══ Given entries

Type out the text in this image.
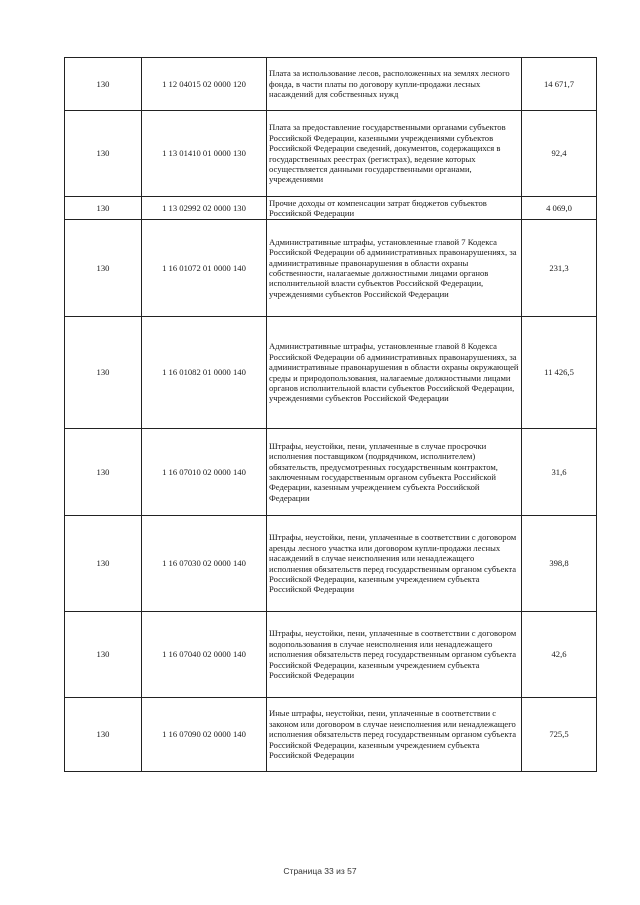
130	1 12 04015 02 0000 120	Плата за использование лесов, расположенных на землях лесного фонда, в части платы по договору купли-продажи лесных насаждений для собственных нужд	14 671,7
130	1 13 01410 01 0000 130	Плата за предоставление государственными органами субъектов Российской Федерации, казенными учреждениями субъектов Российской Федерации сведений, документов, содержащихся в государственных реестрах (регистрах), ведение которых осуществляется данными государственными органами, учреждениями	92,4
130	1 13 02992 02 0000 130	Прочие доходы от компенсации затрат бюджетов субъектов Российской Федерации	4 069,0
130	1 16 01072 01 0000 140	Административные штрафы, установленные главой 7 Кодекса Российской Федерации об административных правонарушениях, за административные правонарушения в области охраны собственности, налагаемые должностными лицами органов исполнительной власти субъектов Российской Федерации, учреждениями субъектов Российской Федерации	231,3
130	1 16 01082 01 0000 140	Административные штрафы, установленные главой 8 Кодекса Российской Федерации об административных правонарушениях, за административные правонарушения в области охраны окружающей среды и природопользования, налагаемые должностными лицами органов исполнительной власти субъектов Российской Федерации, учреждениями субъектов Российской Федерации	11 426,5
130	1 16 07010 02 0000 140	Штрафы, неустойки, пени, уплаченные в случае просрочки исполнения поставщиком (подрядчиком, исполнителем) обязательств, предусмотренных государственным контрактом, заключенным государственным органом субъекта Российской Федерации, казенным учреждением субъекта Российской Федерации	31,6
130	1 16 07030 02 0000 140	Штрафы, неустойки, пени, уплаченные в соответствии с договором аренды лесного участка или договором купли-продажи лесных насаждений в случае неисполнения или ненадлежащего исполнения обязательств перед государственным органом субъекта Российской Федерации, казенным учреждением субъекта Российской Федерации	398,8
130	1 16 07040 02 0000 140	Штрафы, неустойки, пени, уплаченные в соответствии с договором водопользования в случае неисполнения или ненадлежащего исполнения обязательств перед государственным органом субъекта Российской Федерации, казенным учреждением субъекта Российской Федерации	42,6
130	1 16 07090 02 0000 140	Иные штрафы, неустойки, пени, уплаченные в соответствии с законом или договором в случае неисполнения или ненадлежащего исполнения обязательств перед государственным органом субъекта Российской Федерации, казенным учреждением субъекта Российской Федерации	725,5
Страница 33 из 57
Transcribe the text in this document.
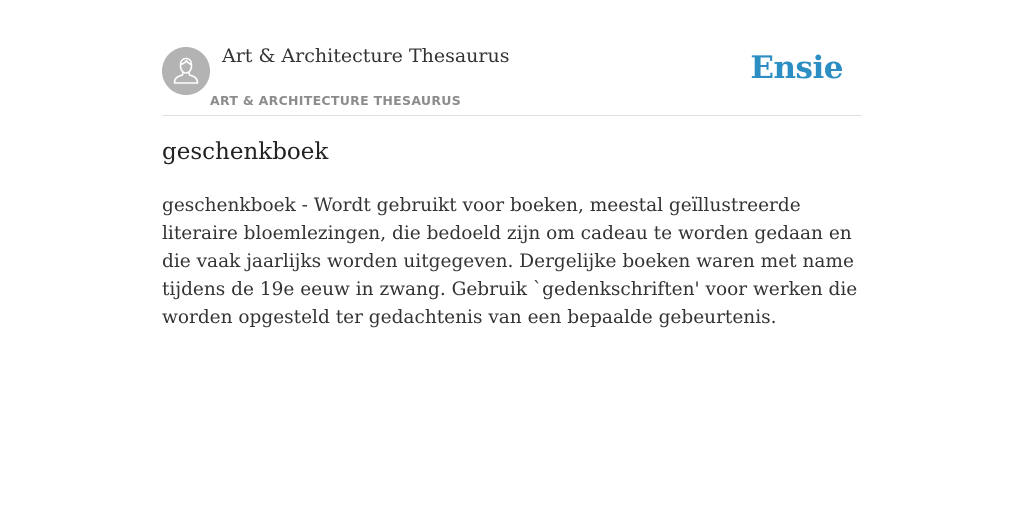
Art & Architecture Thesaurus
ART & ARCHITECTURE THESAURUS
Ensie
geschenkboek

geschenkboek - Wordt gebruikt voor boeken, meestal geïllustreerde literaire bloemlezingen, die bedoeld zijn om cadeau te worden gedaan en die vaak jaarlijks worden uitgegeven. Dergelijke boeken waren met name tijdens de 19e eeuw in zwang. Gebruik `gedenkschriften' voor werken die worden opgesteld ter gedachtenis van een bepaalde gebeurtenis.
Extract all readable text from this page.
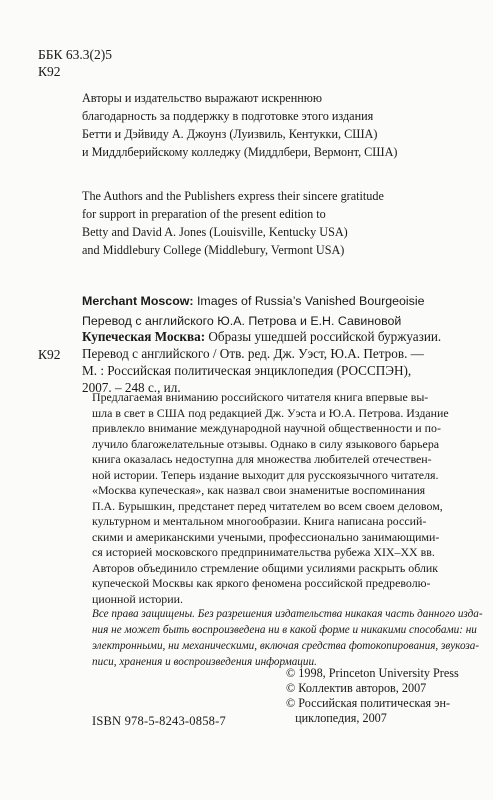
ББК 63.3(2)5
К92
Авторы и издательство выражают искреннюю
благодарность за поддержку в подготовке этого издания
Бетти и Дэйвиду А. Джоунз (Луизвиль, Кентукки, США)
и Миддлберийскому колледжу (Миддлбери, Вермонт, США)
The Authors and the Publishers express their sincere gratitude
for support in preparation of the present edition to
Betty and David A. Jones (Louisville, Kentucky USA)
and Middlebury College (Middlebury, Vermont USA)
Merchant Moscow: Images of Russia’s Vanished Bourgeoisie
Перевод с английского Ю.А. Петрова и Е.Н. Савиновой
К92
Купеческая Москва: Образы ушедшей российской буржуазии.
Перевод с английского / Отв. ред. Дж. Уэст, Ю.А. Петров. —
М. : Российская политическая энциклопедия (РОССПЭН),
2007. – 248 с., ил.
Предлагаемая вниманию российского читателя книга впервые вы-
шла в свет в США под редакцией Дж. Уэста и Ю.А. Петрова. Издание
привлекло внимание международной научной общественности и по-
лучило благожелательные отзывы. Однако в силу языкового барьера
книга оказалась недоступна для множества любителей отечествен-
ной истории. Теперь издание выходит для русскоязычного читателя.
«Москва купеческая», как назвал свои знаменитые воспоминания
П.А. Бурышкин, предстанет перед читателем во всем своем деловом,
культурном и ментальном многообразии. Книга написана россий-
скими и американскими учеными, профессионально занимающими-
ся историей московского предпринимательства рубежа XIX–XX вв.
Авторов объединило стремление общими усилиями раскрыть облик
купеческой Москвы как яркого феномена российской предреволю-
ционной истории.
Все права защищены. Без разрешения издательства никакая часть данного изда-
ния не может быть воспроизведена ни в какой форме и никакими способами: ни
электронными, ни механическими, включая средства фотокопирования, звукоза-
писи, хранения и воспроизведения информации.
© 1998, Princeton University Press
© Коллектив авторов, 2007
© Российская политическая эн-
циклопедия, 2007
ISBN 978-5-8243-0858-7
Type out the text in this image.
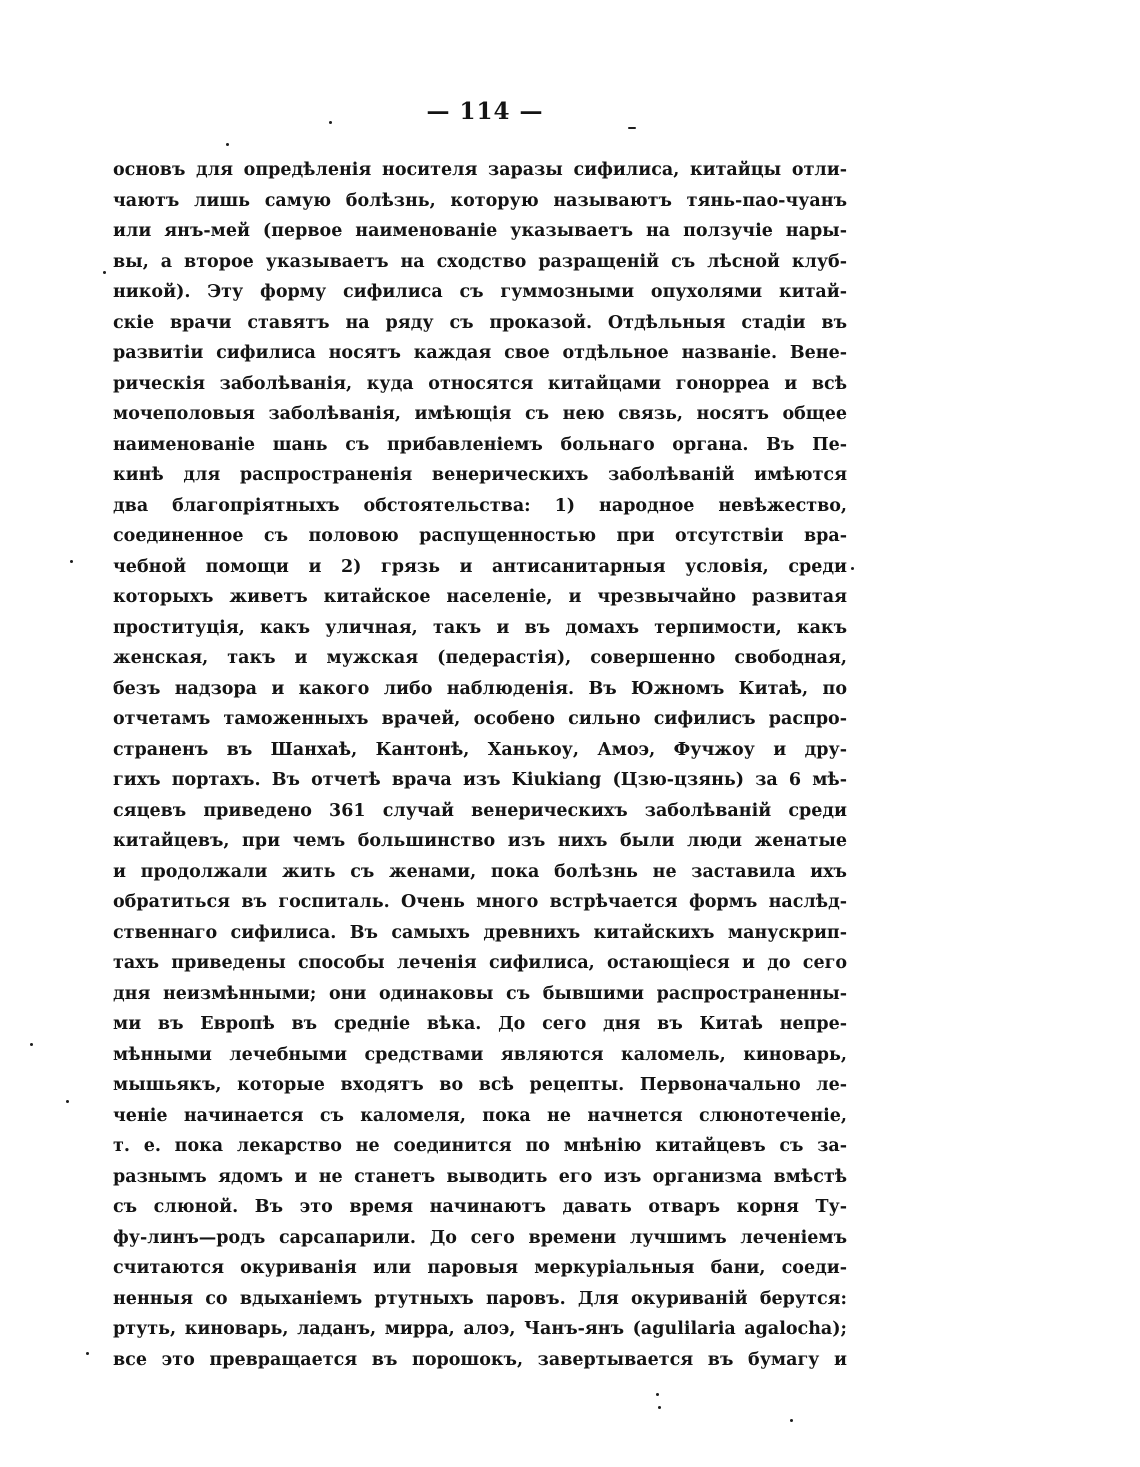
— 114 —
основъ для опредѣленія носителя заразы сифилиса, китайцы отли-
чаютъ лишь самую болѣзнь, которую называютъ тянь-пао-чуанъ
или янъ-мей (первое наименованіе указываетъ на ползучіе нары-
вы, а второе указываетъ на сходство разращеній съ лѣсной клуб-
никой). Эту форму сифилиса съ гуммозными опухолями китай-
скіе врачи ставятъ на ряду съ проказой. Отдѣльныя стадіи въ
развитіи сифилиса носятъ каждая свое отдѣльное названіе. Вене-
рическія заболѣванія, куда относятся китайцами гонорреа и всѣ
мочеполовыя заболѣванія, имѣющія съ нею связь, носятъ общее
наименованіе шань съ прибавленіемъ больнаго органа. Въ Пе-
кинѣ для распространенія венерическихъ заболѣваній имѣются
два благопріятныхъ обстоятельства: 1) народное невѣжество,
соединенное съ половою распущенностью при отсутствіи вра-
чебной помощи и 2) грязь и антисанитарныя условія, среди
которыхъ живетъ китайское населеніе, и чрезвычайно развитая
проституція, какъ уличная, такъ и въ домахъ терпимости, какъ
женская, такъ и мужская (педерастія), совершенно свободная,
безъ надзора и какого либо наблюденія. Въ Южномъ Китаѣ, по
отчетамъ таможенныхъ врачей, особено сильно сифилисъ распро-
страненъ въ Шанхаѣ, Кантонѣ, Ханькоу, Амоэ, Фучжоу и дру-
гихъ портахъ. Въ отчетѣ врача изъ Kiukiang (Цзю-цзянь) за 6 мѣ-
сяцевъ приведено 361 случай венерическихъ заболѣваній среди
китайцевъ, при чемъ большинство изъ нихъ были люди женатые
и продолжали жить съ женами, пока болѣзнь не заставила ихъ
обратиться въ госпиталь. Очень много встрѣчается формъ наслѣд-
ственнаго сифилиса. Въ самыхъ древнихъ китайскихъ манускрип-
тахъ приведены способы леченія сифилиса, остающіеся и до сего
дня неизмѣнными; они одинаковы съ бывшими распространенны-
ми въ Европѣ въ средніе вѣка. До сего дня въ Китаѣ непре-
мѣнными лечебными средствами являются каломель, киноварь,
мышьякъ, которые входятъ во всѣ рецепты. Первоначально ле-
ченіе начинается съ каломеля, пока не начнется слюнотеченіе,
т. е. пока лекарство не соединится по мнѣнію китайцевъ съ за-
разнымъ ядомъ и не станетъ выводить его изъ организма вмѣстѣ
съ слюной. Въ это время начинаютъ давать отваръ корня Ту-
фу-линъ—родъ сарсапарили. До сего времени лучшимъ леченіемъ
считаются окуриванія или паровыя меркуріальныя бани, соеди-
ненныя со вдыханіемъ ртутныхъ паровъ. Для окуриваній берутся:
ртуть, киноварь, ладанъ, мирра, алоэ, Чанъ-янъ (agulilaria agalocha);
все это превращается въ порошокъ, завертывается въ бумагу и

════

» Aim of the exercise
Extract every line of the data exactly; pictures stay out.

» Exercise result
Type out the text in this image.
130	1 12 04015 02 0000 120	Плата за использование лесов, расположенных на землях лесного фонда, в части платы по договору купли-продажи лесных насаждений для собственных нужд	14 671,7
130	1 13 01410 01 0000 130	Плата за предоставление государственными органами субъектов Российской Федерации, казенными учреждениями субъектов Российской Федерации сведений, документов, содержащихся в государственных реестрах (регистрах), ведение которых осуществляется данными государственными органами, учреждениями	92,4
130	1 13 02992 02 0000 130	Прочие доходы от компенсации затрат бюджетов субъектов Российской Федерации	4 069,0
130	1 16 01072 01 0000 140	Административные штрафы, установленные главой 7 Кодекса Российской Федерации об административных правонарушениях, за административные правонарушения в области охраны собственности, налагаемые должностными лицами органов исполнительной власти субъектов Российской Федерации, учреждениями субъектов Российской Федерации	231,3
130	1 16 01082 01 0000 140	Административные штрафы, установленные главой 8 Кодекса Российской Федерации об административных правонарушениях, за административные правонарушения в области охраны окружающей среды и природопользования, налагаемые должностными лицами органов исполнительной власти субъектов Российской Федерации, учреждениями субъектов Российской Федерации	11 426,5
130	1 16 07010 02 0000 140	Штрафы, неустойки, пени, уплаченные в случае просрочки исполнения поставщиком (подрядчиком, исполнителем) обязательств, предусмотренных государственным контрактом, заключенным государственным органом субъекта Российской Федерации, казенным учреждением субъекта Российской Федерации	31,6
130	1 16 07030 02 0000 140	Штрафы, неустойки, пени, уплаченные в соответствии с договором аренды лесного участка или договором купли-продажи лесных насаждений в случае неисполнения или ненадлежащего исполнения обязательств перед государственным органом субъекта Российской Федерации, казенным учреждением субъекта Российской Федерации	398,8
130	1 16 07040 02 0000 140	Штрафы, неустойки, пени, уплаченные в соответствии с договором водопользования в случае неисполнения или ненадлежащего исполнения обязательств перед государственным органом субъекта Российской Федерации, казенным учреждением субъекта Российской Федерации	42,6
130	1 16 07090 02 0000 140	Иные штрафы, неустойки, пени, уплаченные в соответствии с законом или договором в случае неисполнения или ненадлежащего исполнения обязательств перед государственным органом субъекта Российской Федерации, казенным учреждением субъекта Российской Федерации	725,5
Страница 33 из 57
Transcribe the text in this document.
Art & Architecture Thesaurus
ART & ARCHITECTURE THESAURUS
Ensie
geschenkboek

geschenkboek - Wordt gebruikt voor boeken, meestal geïllustreerde literaire bloemlezingen, die bedoeld zijn om cadeau te worden gedaan en die vaak jaarlijks worden uitgegeven. Dergelijke boeken waren met name tijdens de 19e eeuw in zwang. Gebruik `gedenkschriften' voor werken die worden opgesteld ter gedachtenis van een bepaalde gebeurtenis.
Extract all readable text from this page.
ББК 63.3(2)5
К92
Авторы и издательство выражают искреннюю
благодарность за поддержку в подготовке этого издания
Бетти и Дэйвиду А. Джоунз (Луизвиль, Кентукки, США)
и Миддлберийскому колледжу (Миддлбери, Вермонт, США)
The Authors and the Publishers express their sincere gratitude
for support in preparation of the present edition to
Betty and David A. Jones (Louisville, Kentucky USA)
and Middlebury College (Middlebury, Vermont USA)
Merchant Moscow: Images of Russia’s Vanished Bourgeoisie
Перевод с английского Ю.А. Петрова и Е.Н. Савиновой
К92
Купеческая Москва: Образы ушедшей российской буржуазии.
Перевод с английского / Отв. ред. Дж. Уэст, Ю.А. Петров. —
М. : Российская политическая энциклопедия (РОССПЭН),
2007. – 248 с., ил.
Предлагаемая вниманию российского читателя книга впервые вы-
шла в свет в США под редакцией Дж. Уэста и Ю.А. Петрова. Издание
привлекло внимание международной научной общественности и по-
лучило благожелательные отзывы. Однако в силу языкового барьера
книга оказалась недоступна для множества любителей отечествен-
ной истории. Теперь издание выходит для русскоязычного читателя.
«Москва купеческая», как назвал свои знаменитые воспоминания
П.А. Бурышкин, предстанет перед читателем во всем своем деловом,
культурном и ментальном многообразии. Книга написана россий-
скими и американскими учеными, профессионально занимающими-
ся историей московского предпринимательства рубежа XIX–XX вв.
Авторов объединило стремление общими усилиями раскрыть облик
купеческой Москвы как яркого феномена российской предреволю-
ционной истории.
Все права защищены. Без разрешения издательства никакая часть данного изда-
ния не может быть воспроизведена ни в какой форме и никакими способами: ни
электронными, ни механическими, включая средства фотокопирования, звукоза-
писи, хранения и воспроизведения информации.
© 1998, Princeton University Press
© Коллектив авторов, 2007
© Российская политическая эн-
циклопедия, 2007
ISBN 978-5-8243-0858-7
Type out the text in this image.
— 114 —
основъ для опредѣленія носителя заразы сифилиса, китайцы отли-
чаютъ лишь самую болѣзнь, которую называютъ тянь-пао-чуанъ
или янъ-мей (первое наименованіе указываетъ на ползучіе нары-
вы, а второе указываетъ на сходство разращеній съ лѣсной клуб-
никой). Эту форму сифилиса съ гуммозными опухолями китай-
скіе врачи ставятъ на ряду съ проказой. Отдѣльныя стадіи въ
развитіи сифилиса носятъ каждая свое отдѣльное названіе. Вене-
рическія заболѣванія, куда относятся китайцами гонорреа и всѣ
мочеполовыя заболѣванія, имѣющія съ нею связь, носятъ общее
наименованіе шань съ прибавленіемъ больнаго органа. Въ Пе-
кинѣ для распространенія венерическихъ заболѣваній имѣются
два благопріятныхъ обстоятельства: 1) народное невѣжество,
соединенное съ половою распущенностью при отсутствіи вра-
чебной помощи и 2) грязь и антисанитарныя условія, среди
которыхъ живетъ китайское населеніе, и чрезвычайно развитая
проституція, какъ уличная, такъ и въ домахъ терпимости, какъ
женская, такъ и мужская (педерастія), совершенно свободная,
безъ надзора и какого либо наблюденія. Въ Южномъ Китаѣ, по
отчетамъ таможенныхъ врачей, особено сильно сифилисъ распро-
страненъ въ Шанхаѣ, Кантонѣ, Ханькоу, Амоэ, Фучжоу и дру-
гихъ портахъ. Въ отчетѣ врача изъ Kiukiang (Цзю-цзянь) за 6 мѣ-
сяцевъ приведено 361 случай венерическихъ заболѣваній среди
китайцевъ, при чемъ большинство изъ нихъ были люди женатые
и продолжали жить съ женами, пока болѣзнь не заставила ихъ
обратиться въ госпиталь. Очень много встрѣчается формъ наслѣд-
ственнаго сифилиса. Въ самыхъ древнихъ китайскихъ манускрип-
тахъ приведены способы леченія сифилиса, остающіеся и до сего
дня неизмѣнными; они одинаковы съ бывшими распространенны-
ми въ Европѣ въ средніе вѣка. До сего дня въ Китаѣ непре-
мѣнными лечебными средствами являются каломель, киноварь,
мышьякъ, которые входятъ во всѣ рецепты. Первоначально ле-
ченіе начинается съ каломеля, пока не начнется слюнотеченіе,
т. е. пока лекарство не соединится по мнѣнію китайцевъ съ за-
разнымъ ядомъ и не станетъ выводить его изъ организма вмѣстѣ
съ слюной. Въ это время начинаютъ давать отваръ корня Ту-
фу-линъ—родъ сарсапарили. До сего времени лучшимъ леченіемъ
считаются окуриванія или паровыя меркуріальныя бани, соеди-
ненныя со вдыханіемъ ртутныхъ паровъ. Для окуриваній берутся:
ртуть, киноварь, ладанъ, мирра, алоэ, Чанъ-янъ (agulilaria agalocha);
все это превращается въ порошокъ, завертывается въ бумагу и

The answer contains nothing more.